# Objective:
The data must be written out once more, precisely as given.

----- Records provided

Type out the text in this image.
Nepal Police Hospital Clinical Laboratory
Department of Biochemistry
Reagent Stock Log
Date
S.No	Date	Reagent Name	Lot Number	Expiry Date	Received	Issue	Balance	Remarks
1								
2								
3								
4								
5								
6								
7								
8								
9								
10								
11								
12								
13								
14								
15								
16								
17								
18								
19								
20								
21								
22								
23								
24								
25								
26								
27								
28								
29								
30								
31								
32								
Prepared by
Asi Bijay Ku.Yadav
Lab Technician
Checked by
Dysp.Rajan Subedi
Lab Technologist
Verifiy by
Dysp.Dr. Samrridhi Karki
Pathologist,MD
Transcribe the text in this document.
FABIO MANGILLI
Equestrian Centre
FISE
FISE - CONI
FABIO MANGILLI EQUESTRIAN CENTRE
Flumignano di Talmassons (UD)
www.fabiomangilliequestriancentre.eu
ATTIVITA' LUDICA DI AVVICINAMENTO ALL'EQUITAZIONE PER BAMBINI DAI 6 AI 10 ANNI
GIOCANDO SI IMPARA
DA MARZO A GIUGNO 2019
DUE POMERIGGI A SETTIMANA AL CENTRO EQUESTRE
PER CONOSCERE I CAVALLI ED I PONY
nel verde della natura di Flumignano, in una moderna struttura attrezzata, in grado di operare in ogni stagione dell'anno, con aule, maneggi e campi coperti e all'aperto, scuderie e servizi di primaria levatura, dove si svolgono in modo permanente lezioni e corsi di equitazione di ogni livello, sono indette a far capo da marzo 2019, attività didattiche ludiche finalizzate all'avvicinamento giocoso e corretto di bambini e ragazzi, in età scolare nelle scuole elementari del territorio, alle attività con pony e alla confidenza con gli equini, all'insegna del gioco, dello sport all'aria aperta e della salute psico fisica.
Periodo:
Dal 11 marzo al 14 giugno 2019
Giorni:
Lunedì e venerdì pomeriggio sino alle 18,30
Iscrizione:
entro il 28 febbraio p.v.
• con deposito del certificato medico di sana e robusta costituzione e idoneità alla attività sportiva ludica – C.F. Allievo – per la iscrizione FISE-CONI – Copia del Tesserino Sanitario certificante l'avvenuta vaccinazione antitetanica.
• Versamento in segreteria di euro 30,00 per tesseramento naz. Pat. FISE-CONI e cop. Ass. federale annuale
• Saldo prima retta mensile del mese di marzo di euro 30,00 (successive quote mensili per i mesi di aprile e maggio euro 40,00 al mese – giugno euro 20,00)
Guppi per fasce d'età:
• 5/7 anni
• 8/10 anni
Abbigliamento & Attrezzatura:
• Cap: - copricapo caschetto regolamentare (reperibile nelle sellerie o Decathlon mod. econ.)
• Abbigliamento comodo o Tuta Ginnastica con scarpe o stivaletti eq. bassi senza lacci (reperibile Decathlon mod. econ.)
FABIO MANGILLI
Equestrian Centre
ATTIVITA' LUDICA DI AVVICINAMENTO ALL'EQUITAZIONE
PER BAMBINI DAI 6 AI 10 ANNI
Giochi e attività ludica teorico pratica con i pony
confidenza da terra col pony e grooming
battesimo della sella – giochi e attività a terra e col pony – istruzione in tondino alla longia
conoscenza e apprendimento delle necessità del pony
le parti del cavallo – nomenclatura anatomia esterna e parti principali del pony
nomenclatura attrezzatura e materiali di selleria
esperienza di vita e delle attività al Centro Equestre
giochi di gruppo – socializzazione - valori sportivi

----------

# Output of the task:
Type out the text in this image.
Nepal Police Hospital Clinical Laboratory
Department of Biochemistry
Reagent Stock Log
Date
S.No	Date	Reagent Name	Lot Number	Expiry Date	Received	Issue	Balance	Remarks
1								
2								
3								
4								
5								
6								
7								
8								
9								
10								
11								
12								
13								
14								
15								
16								
17								
18								
19								
20								
21								
22								
23								
24								
25								
26								
27								
28								
29								
30								
31								
32								
Prepared by
Asi Bijay Ku.Yadav
Lab Technician
Checked by
Dysp.Rajan Subedi
Lab Technologist
Verifiy by
Dysp.Dr. Samrridhi Karki
Pathologist,MD
Transcribe the text in this document.
FABIO MANGILLI
Equestrian Centre
FISE
FISE - CONI
FABIO MANGILLI EQUESTRIAN CENTRE
Flumignano di Talmassons (UD)
www.fabiomangilliequestriancentre.eu
ATTIVITA' LUDICA DI AVVICINAMENTO ALL'EQUITAZIONE PER BAMBINI DAI 6 AI 10 ANNI
GIOCANDO SI IMPARA
DA MARZO A GIUGNO 2019
DUE POMERIGGI A SETTIMANA AL CENTRO EQUESTRE
PER CONOSCERE I CAVALLI ED I PONY
nel verde della natura di Flumignano, in una moderna struttura attrezzata, in grado di operare in ogni stagione dell'anno, con aule, maneggi e campi coperti e all'aperto, scuderie e servizi di primaria levatura, dove si svolgono in modo permanente lezioni e corsi di equitazione di ogni livello, sono indette a far capo da marzo 2019, attività didattiche ludiche finalizzate all'avvicinamento giocoso e corretto di bambini e ragazzi, in età scolare nelle scuole elementari del territorio, alle attività con pony e alla confidenza con gli equini, all'insegna del gioco, dello sport all'aria aperta e della salute psico fisica.
Periodo:
Dal 11 marzo al 14 giugno 2019
Giorni:
Lunedì e venerdì pomeriggio sino alle 18,30
Iscrizione:
entro il 28 febbraio p.v.
• con deposito del certificato medico di sana e robusta costituzione e idoneità alla attività sportiva ludica – C.F. Allievo – per la iscrizione FISE-CONI – Copia del Tesserino Sanitario certificante l'avvenuta vaccinazione antitetanica.
• Versamento in segreteria di euro 30,00 per tesseramento naz. Pat. FISE-CONI e cop. Ass. federale annuale
• Saldo prima retta mensile del mese di marzo di euro 30,00 (successive quote mensili per i mesi di aprile e maggio euro 40,00 al mese – giugno euro 20,00)
Guppi per fasce d'età:
• 5/7 anni
• 8/10 anni
Abbigliamento & Attrezzatura:
• Cap: - copricapo caschetto regolamentare (reperibile nelle sellerie o Decathlon mod. econ.)
• Abbigliamento comodo o Tuta Ginnastica con scarpe o stivaletti eq. bassi senza lacci (reperibile Decathlon mod. econ.)
FABIO MANGILLI
Equestrian Centre
ATTIVITA' LUDICA DI AVVICINAMENTO ALL'EQUITAZIONE
PER BAMBINI DAI 6 AI 10 ANNI
Giochi e attività ludica teorico pratica con i pony
confidenza da terra col pony e grooming
battesimo della sella – giochi e attività a terra e col pony – istruzione in tondino alla longia
conoscenza e apprendimento delle necessità del pony
le parti del cavallo – nomenclatura anatomia esterna e parti principali del pony
nomenclatura attrezzatura e materiali di selleria
esperienza di vita e delle attività al Centro Equestre
giochi di gruppo – socializzazione - valori sportivi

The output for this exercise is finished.